Work out how many lines contain "Point". Reply with the count alone.

Rows from a figure dataset
******************************

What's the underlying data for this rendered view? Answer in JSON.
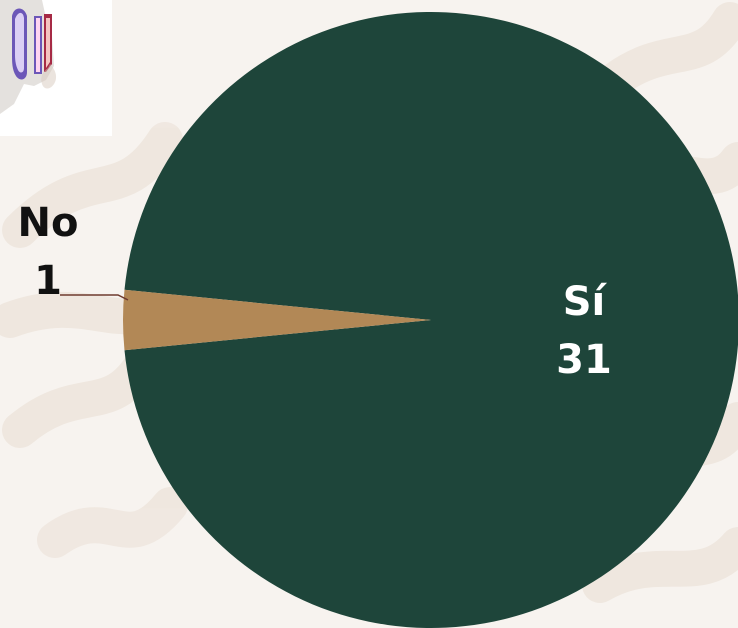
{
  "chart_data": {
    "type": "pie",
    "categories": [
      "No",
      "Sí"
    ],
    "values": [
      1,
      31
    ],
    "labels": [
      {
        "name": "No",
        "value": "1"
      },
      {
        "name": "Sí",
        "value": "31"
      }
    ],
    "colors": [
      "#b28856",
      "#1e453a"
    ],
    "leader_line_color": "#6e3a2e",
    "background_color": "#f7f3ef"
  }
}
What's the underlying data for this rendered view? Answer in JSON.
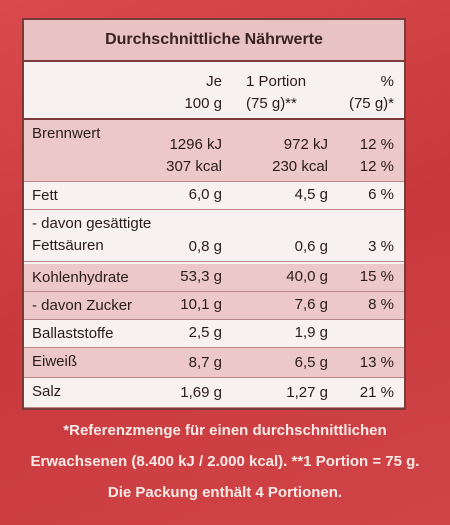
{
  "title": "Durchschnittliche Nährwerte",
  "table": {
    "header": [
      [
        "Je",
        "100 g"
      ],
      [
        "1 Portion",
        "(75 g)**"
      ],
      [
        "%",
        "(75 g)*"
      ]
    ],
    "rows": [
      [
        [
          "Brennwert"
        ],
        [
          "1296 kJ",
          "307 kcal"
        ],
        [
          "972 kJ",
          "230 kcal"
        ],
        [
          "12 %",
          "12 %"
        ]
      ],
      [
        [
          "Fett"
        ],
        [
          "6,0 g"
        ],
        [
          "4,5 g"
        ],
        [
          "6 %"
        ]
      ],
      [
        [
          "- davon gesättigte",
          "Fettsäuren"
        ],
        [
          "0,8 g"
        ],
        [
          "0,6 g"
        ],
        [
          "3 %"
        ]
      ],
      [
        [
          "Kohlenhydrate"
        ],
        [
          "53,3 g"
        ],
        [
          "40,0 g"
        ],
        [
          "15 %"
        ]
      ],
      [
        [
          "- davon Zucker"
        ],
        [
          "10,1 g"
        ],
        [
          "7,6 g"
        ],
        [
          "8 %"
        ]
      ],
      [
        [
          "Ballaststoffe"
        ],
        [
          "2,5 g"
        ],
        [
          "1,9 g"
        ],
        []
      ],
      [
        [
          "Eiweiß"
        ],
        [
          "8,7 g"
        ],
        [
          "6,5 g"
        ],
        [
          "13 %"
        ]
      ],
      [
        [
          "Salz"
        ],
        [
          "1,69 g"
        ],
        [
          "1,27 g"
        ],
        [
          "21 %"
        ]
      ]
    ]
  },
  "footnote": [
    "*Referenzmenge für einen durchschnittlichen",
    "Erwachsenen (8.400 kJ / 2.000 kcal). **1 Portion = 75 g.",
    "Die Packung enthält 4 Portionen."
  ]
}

******************************

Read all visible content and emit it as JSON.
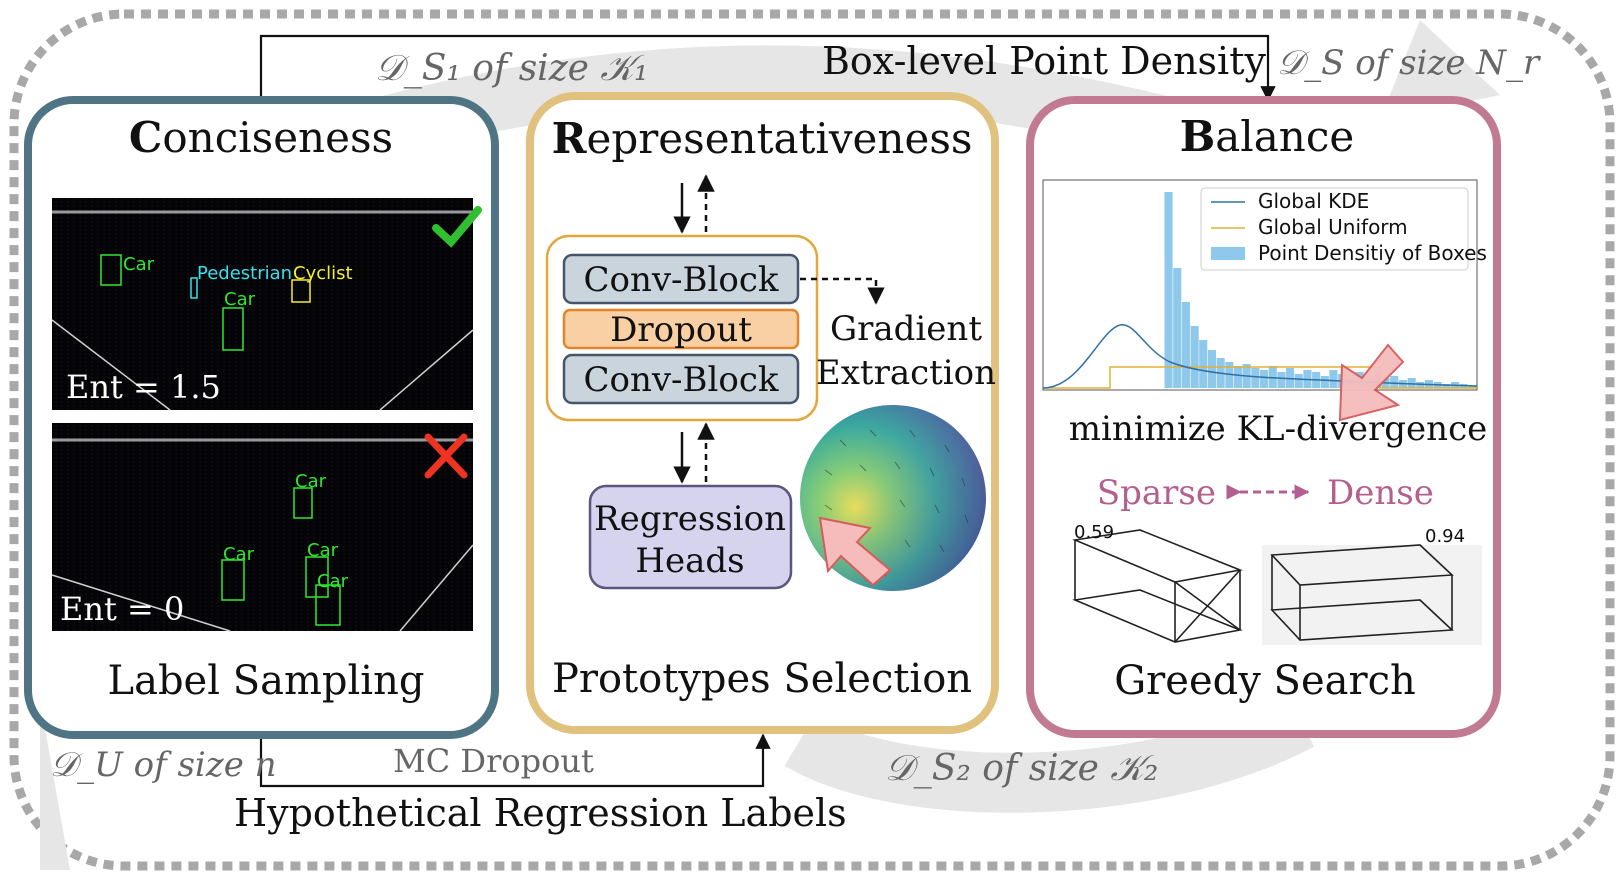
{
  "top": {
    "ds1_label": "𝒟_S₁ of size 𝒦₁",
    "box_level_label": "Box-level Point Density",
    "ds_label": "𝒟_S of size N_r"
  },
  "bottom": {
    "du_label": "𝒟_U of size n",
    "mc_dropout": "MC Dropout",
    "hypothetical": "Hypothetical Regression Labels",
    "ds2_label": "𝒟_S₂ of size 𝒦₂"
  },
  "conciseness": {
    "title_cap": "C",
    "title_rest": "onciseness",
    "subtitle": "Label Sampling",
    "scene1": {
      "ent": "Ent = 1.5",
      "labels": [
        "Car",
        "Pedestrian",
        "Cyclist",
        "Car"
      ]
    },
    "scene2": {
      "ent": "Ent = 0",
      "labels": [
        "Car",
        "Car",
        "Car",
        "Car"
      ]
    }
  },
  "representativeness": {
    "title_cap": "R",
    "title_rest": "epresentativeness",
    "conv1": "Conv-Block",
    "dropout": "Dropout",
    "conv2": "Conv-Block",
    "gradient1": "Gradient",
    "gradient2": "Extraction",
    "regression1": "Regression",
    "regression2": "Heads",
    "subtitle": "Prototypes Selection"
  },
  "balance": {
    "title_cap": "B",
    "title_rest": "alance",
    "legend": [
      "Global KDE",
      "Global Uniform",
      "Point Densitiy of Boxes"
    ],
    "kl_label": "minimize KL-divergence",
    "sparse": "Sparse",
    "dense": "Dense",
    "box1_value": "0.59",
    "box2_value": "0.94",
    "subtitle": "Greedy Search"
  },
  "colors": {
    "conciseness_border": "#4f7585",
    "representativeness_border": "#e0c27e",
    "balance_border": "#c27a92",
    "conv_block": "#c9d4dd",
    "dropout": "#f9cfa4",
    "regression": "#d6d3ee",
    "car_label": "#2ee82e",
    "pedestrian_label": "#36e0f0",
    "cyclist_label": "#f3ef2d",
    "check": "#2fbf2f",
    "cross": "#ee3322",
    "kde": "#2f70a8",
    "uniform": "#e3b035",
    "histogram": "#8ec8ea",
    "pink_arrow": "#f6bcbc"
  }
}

******************************

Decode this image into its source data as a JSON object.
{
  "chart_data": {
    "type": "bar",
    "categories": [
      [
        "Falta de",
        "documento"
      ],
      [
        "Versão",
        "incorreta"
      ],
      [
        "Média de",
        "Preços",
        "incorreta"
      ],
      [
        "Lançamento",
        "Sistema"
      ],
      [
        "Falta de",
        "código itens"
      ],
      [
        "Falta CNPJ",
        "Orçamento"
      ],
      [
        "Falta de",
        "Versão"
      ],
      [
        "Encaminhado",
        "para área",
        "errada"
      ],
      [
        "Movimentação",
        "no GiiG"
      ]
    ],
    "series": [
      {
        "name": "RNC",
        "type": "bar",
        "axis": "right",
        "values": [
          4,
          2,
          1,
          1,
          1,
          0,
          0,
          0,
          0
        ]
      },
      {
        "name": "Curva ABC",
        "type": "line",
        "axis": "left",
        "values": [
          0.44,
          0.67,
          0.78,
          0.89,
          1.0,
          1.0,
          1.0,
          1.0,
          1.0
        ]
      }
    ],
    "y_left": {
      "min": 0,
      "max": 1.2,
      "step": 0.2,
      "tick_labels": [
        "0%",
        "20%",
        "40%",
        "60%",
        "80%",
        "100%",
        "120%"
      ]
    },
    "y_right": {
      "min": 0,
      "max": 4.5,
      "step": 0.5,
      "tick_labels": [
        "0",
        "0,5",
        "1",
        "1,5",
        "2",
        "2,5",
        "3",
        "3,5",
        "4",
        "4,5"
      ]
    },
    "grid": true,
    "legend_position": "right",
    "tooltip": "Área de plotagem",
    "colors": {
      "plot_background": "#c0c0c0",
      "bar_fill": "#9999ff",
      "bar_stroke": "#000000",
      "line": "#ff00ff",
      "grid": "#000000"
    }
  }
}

******************************

§ TASK SOLUTION
2